**PROBLEM TO SOLVE:**
From the line containing "Output a JSON" through the last line of the data, return those lines exactly as written and nothing more.
— START —
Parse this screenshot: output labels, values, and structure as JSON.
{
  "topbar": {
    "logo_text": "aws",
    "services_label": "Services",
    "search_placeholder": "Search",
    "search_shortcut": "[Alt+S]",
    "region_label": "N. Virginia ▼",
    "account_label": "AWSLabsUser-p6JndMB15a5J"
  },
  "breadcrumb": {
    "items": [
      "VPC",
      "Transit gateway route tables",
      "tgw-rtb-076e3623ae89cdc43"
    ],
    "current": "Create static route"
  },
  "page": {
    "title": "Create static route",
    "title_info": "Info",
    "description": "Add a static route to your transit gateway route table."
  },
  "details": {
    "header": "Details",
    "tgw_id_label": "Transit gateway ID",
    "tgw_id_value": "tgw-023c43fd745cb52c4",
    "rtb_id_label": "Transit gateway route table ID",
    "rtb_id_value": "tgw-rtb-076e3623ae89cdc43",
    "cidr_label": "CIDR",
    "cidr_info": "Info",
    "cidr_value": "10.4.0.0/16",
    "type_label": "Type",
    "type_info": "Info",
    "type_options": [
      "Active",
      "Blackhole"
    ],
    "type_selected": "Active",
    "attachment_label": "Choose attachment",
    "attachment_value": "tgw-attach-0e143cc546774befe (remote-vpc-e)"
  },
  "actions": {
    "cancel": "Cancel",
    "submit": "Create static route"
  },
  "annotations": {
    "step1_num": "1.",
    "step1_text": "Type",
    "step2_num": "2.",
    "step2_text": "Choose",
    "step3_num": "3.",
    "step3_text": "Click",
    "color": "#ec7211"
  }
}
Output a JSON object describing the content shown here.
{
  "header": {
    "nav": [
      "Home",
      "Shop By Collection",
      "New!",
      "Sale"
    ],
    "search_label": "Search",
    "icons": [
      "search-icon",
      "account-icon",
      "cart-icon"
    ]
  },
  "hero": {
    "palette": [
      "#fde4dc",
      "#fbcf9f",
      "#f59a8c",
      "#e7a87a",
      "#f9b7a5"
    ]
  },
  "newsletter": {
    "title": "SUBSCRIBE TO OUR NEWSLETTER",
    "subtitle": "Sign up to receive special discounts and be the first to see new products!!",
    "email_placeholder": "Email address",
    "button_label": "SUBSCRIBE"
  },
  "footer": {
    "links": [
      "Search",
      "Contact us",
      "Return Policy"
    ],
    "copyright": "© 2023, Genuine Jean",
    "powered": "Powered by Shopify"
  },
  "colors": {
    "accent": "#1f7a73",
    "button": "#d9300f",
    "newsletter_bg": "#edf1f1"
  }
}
— END —
**TASK SOLUTION:**
Output a JSON object describing the content shown here.
{
  "header": {
    "nav": [
      "Home",
      "Shop By Collection",
      "New!",
      "Sale"
    ],
    "search_label": "Search",
    "icons": [
      "search-icon",
      "account-icon",
      "cart-icon"
    ]
  },
  "hero": {
    "palette": [
      "#fde4dc",
      "#fbcf9f",
      "#f59a8c",
      "#e7a87a",
      "#f9b7a5"
    ]
  },
  "newsletter": {
    "title": "SUBSCRIBE TO OUR NEWSLETTER",
    "subtitle": "Sign up to receive special discounts and be the first to see new products!!",
    "email_placeholder": "Email address",
    "button_label": "SUBSCRIBE"
  },
  "footer": {
    "links": [
      "Search",
      "Contact us",
      "Return Policy"
    ],
    "copyright": "© 2023, Genuine Jean",
    "powered": "Powered by Shopify"
  },
  "colors": {
    "accent": "#1f7a73",
    "button": "#d9300f",
    "newsletter_bg": "#edf1f1"
  }
}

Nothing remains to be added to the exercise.